El informe también subraya que el reclamo por un alivio fiscal se ha intensificado desde el sector privado, en particular desde las cadenas de supermercados, que advierten sobre un incremento de tributos provinciales y municipales por encima de la inflación, nuevas tasas sin contraprestación real y un uso recaudatorio de figuras como Ingresos Brutos o la Tasa de Seguridad e Higiene.
Estas distorsiones no solo afectan a los productos básicos, sino que también erosionan los esfuerzos del gobierno nacional por contener la inflación y recomponer el poder adquisitivo.
El índice Big Mac y el precio del combo argentino
Para ilustrar el efecto de la carga tributaria, el informe recurre también al índice Big Mac, elaborado por The Economist. Este indicador compara el precio de un combo mediano de hamburguesa en distintos países como una aproximación al poder adquisitivo y a las distorsiones de precios.
En ese ranking global, Argentina ocupa el segundo lugar entre las Big Mac más caras del mundo, solo detrás de Suiza. Un combo mediano cuesta actualmente $10.900, de los cuales un 47% corresponde a impuestos. Si se aplicara el esquema fiscal propuesto, el precio podría reducirse a $7.192, lo que representaría una baja de más de $3.700.
Indumentaria: impacto directo sobre precios nacionales e importados
El estudio también revela el fuerte impacto fiscal en el rubro indumentaria. Una prenda nacional que cuesta $30.000 podría reducirse a $19.000. En el caso de ropa importada, la caída sería de $70.000 a $56.806. Lo mismo sucede con el calzado: un par nacional pasaría de $115.000 a $96.983 y uno importado de $200.000 a $162.105. En estos casos, la presión tributaria supera el 50%.

* [Consigna]:
Transcriba literalmente la parte del fragmento sobre la carga tributaria que se inicia con las palabras "Estas distorsiones no" y concluye con "distorsiones de precios.". Utilice exclusivamente el fragmento como fuente.

* [Datos almacenados]:
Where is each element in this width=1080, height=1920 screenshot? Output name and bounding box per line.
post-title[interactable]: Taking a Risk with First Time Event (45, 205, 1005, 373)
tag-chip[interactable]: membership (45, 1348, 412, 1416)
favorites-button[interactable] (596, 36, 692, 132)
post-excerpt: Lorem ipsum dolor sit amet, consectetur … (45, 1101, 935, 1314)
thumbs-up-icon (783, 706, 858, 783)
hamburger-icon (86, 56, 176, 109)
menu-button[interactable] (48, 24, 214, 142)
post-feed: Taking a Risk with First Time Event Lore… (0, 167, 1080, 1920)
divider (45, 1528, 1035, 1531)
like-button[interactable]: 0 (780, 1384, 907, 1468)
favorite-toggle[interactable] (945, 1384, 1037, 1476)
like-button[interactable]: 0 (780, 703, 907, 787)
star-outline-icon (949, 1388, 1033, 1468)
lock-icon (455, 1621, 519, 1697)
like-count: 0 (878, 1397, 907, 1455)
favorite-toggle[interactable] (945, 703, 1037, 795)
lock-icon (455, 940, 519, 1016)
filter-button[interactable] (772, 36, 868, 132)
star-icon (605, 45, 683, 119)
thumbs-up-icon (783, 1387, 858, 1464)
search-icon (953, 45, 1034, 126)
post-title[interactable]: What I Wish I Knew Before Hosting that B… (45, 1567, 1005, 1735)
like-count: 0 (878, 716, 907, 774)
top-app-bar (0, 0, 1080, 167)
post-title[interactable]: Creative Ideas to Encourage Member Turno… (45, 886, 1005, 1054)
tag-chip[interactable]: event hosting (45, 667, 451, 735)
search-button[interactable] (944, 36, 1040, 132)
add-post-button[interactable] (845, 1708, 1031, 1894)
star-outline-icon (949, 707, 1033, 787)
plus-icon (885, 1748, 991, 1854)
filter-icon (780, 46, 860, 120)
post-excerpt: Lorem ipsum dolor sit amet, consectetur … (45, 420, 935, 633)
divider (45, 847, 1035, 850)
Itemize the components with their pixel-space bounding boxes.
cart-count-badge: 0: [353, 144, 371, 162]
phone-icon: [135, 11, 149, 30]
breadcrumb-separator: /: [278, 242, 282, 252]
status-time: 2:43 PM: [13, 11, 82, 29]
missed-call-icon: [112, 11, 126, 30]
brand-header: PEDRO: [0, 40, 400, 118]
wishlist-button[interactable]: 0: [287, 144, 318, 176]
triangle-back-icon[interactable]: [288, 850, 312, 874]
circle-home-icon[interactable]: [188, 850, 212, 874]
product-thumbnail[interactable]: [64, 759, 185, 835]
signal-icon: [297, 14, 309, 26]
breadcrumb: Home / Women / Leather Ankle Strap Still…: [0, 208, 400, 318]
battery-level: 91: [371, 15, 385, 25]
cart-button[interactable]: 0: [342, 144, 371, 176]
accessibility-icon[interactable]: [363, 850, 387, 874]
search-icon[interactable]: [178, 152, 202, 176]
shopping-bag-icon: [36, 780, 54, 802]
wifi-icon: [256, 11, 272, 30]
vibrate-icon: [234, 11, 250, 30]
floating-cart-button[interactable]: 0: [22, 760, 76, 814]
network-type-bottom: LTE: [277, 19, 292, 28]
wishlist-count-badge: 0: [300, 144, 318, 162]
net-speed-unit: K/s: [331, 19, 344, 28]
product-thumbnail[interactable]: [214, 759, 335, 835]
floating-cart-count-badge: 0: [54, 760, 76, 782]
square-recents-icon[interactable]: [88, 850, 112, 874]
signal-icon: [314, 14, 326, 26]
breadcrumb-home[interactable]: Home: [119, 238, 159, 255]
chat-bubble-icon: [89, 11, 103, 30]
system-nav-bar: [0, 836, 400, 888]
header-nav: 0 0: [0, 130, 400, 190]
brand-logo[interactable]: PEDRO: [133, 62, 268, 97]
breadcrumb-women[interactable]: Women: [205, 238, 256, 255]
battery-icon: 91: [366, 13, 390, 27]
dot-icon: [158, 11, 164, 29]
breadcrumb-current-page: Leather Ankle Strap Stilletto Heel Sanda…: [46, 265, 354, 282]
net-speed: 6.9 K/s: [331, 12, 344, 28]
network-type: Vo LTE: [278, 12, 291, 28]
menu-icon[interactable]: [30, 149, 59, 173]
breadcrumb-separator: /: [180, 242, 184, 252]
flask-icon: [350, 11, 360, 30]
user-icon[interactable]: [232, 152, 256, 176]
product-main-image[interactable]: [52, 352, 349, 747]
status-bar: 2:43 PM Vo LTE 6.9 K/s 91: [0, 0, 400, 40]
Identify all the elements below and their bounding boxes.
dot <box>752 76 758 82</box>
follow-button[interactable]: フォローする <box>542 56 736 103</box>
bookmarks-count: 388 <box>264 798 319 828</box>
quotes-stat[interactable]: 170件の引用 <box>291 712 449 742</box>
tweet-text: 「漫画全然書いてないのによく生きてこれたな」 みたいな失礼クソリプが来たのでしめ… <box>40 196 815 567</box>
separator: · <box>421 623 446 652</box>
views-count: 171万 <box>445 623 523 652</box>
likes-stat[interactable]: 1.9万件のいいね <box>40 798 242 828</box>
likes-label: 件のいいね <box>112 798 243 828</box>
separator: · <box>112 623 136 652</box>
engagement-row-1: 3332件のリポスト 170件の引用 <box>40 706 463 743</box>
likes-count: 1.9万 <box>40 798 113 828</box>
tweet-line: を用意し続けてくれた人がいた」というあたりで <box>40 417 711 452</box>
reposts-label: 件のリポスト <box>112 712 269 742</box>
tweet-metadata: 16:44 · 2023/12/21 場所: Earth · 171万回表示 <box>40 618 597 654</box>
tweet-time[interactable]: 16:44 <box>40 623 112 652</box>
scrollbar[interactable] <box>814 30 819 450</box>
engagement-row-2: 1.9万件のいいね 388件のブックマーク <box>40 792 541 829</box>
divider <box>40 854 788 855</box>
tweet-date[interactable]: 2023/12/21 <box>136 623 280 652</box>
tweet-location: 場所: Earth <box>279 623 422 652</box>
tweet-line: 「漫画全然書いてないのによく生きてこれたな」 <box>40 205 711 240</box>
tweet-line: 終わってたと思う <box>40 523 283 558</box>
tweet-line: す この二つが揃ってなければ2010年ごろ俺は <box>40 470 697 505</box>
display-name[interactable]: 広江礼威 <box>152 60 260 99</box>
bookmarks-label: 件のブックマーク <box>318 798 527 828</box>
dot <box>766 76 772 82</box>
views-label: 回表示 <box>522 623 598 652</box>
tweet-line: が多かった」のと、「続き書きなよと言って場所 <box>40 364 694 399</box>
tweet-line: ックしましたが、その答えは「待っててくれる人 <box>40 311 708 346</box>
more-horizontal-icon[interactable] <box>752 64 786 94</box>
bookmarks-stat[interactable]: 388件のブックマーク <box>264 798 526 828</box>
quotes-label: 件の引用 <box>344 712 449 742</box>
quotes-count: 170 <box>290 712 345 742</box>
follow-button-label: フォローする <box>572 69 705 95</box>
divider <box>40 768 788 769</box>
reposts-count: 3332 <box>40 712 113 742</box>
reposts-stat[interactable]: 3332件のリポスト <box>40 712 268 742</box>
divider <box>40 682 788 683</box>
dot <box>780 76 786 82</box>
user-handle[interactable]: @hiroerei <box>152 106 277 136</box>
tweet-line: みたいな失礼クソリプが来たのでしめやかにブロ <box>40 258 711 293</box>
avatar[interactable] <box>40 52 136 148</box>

* [Respuesta correspondiente]:
Estas distorsiones no solo afectan a los productos básicos, sino que también erosionan los esfuerzos del gobierno nacional por contener la inflación y recomponer el poder adquisitivo.
El índice Big Mac y el precio del combo argentino
Para ilustrar el efecto de la carga tributaria, el informe recurre también al índice Big Mac, elaborado por The Economist. Este indicador compara el precio de un combo mediano de hamburguesa en distintos países como una aproximación al poder adquisitivo y a las distorsiones de precios.